- Prompt: Without further comment, state how many lines in the listing below contain the word "first".

- Records for the task:
## START

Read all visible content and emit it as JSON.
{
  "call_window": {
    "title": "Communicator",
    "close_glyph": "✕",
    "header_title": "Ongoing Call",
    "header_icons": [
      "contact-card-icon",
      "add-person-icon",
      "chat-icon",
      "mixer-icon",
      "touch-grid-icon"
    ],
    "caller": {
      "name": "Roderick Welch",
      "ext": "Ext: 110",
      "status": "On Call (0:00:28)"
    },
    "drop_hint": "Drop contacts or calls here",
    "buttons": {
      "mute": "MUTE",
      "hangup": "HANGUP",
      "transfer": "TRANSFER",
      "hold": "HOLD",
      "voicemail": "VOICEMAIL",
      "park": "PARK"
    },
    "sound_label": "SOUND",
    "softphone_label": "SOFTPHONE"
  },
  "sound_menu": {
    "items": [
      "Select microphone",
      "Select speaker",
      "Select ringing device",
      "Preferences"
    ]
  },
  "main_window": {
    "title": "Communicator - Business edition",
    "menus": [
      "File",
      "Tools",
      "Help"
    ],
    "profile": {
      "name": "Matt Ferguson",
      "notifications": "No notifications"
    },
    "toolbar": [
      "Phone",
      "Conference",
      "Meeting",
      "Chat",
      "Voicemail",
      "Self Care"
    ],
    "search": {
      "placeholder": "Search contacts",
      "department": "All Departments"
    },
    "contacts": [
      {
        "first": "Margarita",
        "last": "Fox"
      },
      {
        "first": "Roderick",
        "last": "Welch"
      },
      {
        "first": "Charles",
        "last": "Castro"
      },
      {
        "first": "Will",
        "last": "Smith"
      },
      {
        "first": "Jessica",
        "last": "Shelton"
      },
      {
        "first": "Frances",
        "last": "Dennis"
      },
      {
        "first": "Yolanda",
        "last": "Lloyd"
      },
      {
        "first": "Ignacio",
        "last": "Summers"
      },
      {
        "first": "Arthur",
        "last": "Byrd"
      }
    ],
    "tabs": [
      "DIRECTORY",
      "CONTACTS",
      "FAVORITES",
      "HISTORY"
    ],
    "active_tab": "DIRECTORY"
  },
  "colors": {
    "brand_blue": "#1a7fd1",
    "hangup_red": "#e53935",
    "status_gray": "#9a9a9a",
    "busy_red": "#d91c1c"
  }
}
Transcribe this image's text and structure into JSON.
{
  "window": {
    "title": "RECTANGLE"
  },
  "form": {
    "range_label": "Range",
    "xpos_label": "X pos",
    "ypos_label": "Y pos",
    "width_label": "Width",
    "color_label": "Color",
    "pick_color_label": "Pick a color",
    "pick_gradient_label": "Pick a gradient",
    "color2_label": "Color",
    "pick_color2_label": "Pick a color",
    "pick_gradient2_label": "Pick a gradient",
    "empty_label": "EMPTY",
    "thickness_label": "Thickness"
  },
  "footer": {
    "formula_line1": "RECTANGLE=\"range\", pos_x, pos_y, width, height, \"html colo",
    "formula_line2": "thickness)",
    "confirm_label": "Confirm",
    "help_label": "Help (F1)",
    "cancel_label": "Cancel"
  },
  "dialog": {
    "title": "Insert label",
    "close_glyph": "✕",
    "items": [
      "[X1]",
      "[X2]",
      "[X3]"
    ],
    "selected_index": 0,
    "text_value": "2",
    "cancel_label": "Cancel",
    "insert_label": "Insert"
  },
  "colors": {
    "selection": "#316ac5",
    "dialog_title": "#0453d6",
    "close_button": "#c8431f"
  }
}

## END

- Solution to the exercise: 9